Schizoaffective Disorder

Schizoaffective disorder is a chronic psychological disorder characterized by its combination of both schizophrenic and mood disorder symptoms. Less than half a percent of the population is affected, and this condition is often misunderstood—and misdiagnosed. Here is a look at what psychotic and mood disorders are, as well as the symptoms, diagnosis, cause, and treatment of schizoaffective disorder.

Psychotic Disorders vs Mood Disorders

In order to comprehend schizoaffective disorder, it is necessary to understand what exactly psychotic disorders and mood disorders are.

Psychotic disorders, such as schizophrenia, are characterized by a disruption in how a person perceives their reality, their environment and even themselves. Someone with a psychotic disorder may experience serious difficulties in communicating normally; may suffer from disorganized thinking, extreme delusions, or hallucinations; and may experience isolation, distraction, or rejection.

A mood disorder revolves around exactly that: a person’s mood or emotions. Although everyone experiences periods of ups and downs, for someone suffering from a mood disorder, these periods are extreme. This may result in severe depression, mania , or episodes of both.

----

Complete the following
(a) According to the schizoaffective disorder text, what share of the population has the condition?
(b) Please echo the part of the schizoaffective disorder text that opens with the words containing "Psychotic Disorders vs Mood" and closes with "distraction, or rejection.".
(c) Carry on the schizoaffective disorder text from the point where it stops.

----

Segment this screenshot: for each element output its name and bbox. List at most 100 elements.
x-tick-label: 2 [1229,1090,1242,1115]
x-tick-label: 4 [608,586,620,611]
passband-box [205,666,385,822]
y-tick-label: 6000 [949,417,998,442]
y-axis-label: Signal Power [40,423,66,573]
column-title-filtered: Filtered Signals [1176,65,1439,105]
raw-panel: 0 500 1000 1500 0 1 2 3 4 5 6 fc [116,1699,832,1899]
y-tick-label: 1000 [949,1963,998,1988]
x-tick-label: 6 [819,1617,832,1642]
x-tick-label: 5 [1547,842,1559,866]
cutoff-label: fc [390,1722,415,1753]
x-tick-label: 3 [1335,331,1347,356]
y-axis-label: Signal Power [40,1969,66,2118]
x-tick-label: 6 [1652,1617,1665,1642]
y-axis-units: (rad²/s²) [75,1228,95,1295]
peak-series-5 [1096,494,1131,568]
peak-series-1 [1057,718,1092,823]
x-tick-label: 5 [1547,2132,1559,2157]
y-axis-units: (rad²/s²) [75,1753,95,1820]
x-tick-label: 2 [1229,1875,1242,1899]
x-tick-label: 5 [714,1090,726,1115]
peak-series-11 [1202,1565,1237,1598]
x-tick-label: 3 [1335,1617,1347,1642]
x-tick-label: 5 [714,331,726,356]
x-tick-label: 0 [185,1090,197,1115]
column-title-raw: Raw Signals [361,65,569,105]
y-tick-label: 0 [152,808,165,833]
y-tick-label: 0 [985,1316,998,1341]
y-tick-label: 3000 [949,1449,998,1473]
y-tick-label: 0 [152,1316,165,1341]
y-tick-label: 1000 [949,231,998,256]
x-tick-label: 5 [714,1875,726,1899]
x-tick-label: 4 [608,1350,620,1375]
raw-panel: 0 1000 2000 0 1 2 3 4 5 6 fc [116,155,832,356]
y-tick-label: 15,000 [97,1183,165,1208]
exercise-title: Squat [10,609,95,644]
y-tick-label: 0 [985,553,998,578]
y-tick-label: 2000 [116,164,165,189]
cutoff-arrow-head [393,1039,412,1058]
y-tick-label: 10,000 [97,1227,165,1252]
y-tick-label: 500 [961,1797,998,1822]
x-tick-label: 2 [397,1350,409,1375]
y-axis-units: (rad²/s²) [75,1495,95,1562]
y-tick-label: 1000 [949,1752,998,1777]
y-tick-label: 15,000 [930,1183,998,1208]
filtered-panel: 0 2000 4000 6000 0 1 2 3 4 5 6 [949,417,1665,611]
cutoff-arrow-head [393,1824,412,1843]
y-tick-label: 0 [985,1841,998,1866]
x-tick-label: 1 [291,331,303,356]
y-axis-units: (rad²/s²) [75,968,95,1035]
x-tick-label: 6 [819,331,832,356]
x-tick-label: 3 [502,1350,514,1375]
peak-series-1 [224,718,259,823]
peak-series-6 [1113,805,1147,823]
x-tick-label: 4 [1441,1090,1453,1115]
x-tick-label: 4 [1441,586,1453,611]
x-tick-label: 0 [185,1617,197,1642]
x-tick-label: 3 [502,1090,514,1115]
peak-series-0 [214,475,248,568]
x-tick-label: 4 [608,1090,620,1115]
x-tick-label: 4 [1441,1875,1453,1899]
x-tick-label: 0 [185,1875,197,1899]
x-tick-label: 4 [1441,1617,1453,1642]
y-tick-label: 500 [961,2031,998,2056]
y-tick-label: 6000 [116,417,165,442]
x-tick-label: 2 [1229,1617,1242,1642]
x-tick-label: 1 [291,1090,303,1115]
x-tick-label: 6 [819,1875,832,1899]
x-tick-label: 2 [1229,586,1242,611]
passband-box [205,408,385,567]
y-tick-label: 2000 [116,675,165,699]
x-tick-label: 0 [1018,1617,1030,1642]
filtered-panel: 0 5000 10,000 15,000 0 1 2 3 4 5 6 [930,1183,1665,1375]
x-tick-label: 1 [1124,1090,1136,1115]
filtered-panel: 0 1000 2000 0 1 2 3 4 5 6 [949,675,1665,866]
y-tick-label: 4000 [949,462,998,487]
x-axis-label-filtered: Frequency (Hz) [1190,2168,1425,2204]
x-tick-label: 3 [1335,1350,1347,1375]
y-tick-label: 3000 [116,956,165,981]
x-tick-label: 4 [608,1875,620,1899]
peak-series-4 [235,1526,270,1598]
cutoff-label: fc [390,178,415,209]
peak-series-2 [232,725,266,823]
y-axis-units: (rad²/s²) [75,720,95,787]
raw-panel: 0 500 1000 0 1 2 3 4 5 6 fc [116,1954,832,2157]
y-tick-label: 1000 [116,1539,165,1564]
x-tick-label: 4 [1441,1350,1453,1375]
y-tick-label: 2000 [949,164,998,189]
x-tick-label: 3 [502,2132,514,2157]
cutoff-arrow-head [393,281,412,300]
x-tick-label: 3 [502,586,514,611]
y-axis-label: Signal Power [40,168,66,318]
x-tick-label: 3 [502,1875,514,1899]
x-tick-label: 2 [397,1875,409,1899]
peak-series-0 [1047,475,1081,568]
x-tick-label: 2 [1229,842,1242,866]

----

Answer set
(a) Less than half a percent.

(b)
Psychotic Disorders vs Mood Disorders

In order to comprehend schizoaffective disorder, it is necessary to understand what exactly psychotic disorders and mood disorders are.

Psychotic disorders, such as schizophrenia, are characterized by a disruption in how a person perceives their reality, their environment and even themselves. Someone with a psychotic disorder may experience serious difficulties in communicating normally; may suffer from disorganized thinking, extreme delusions, or hallucinations; and may experience isolation, distraction, or rejection.

(c)
Symptoms and Diagnostic Criteria of Schizoaffective Disorder

Schizoaffective disorder displays characteristic behaviors of schizophrenia combined with severe mood disturbance.

There are several types of schizophrenia, but in general they revolve around disturbances in thought and behavior, the way a person sees reality and themselves. Schizophrenia may be evident through positive symptoms (such as hallucinations) and negative symptoms (such as a lack of body language or facial response).

According to Abnormal Psychology: Clinical Perspectives on Psychological Disorders diagnostic features include:

  • “A disturbance that lasts at least 6 months and includes at least 1 month of active symptoms, including at least 2 of the following: delusions, hallucinations, disorganized speech, disturbed or catatonic behavior, negative symptoms.
  • “For a significant portion of the time since symptom onset, [the individual has] experienced dysfunction in work, relationships, or self-care,
  • “Symptoms are not due to another disorder.”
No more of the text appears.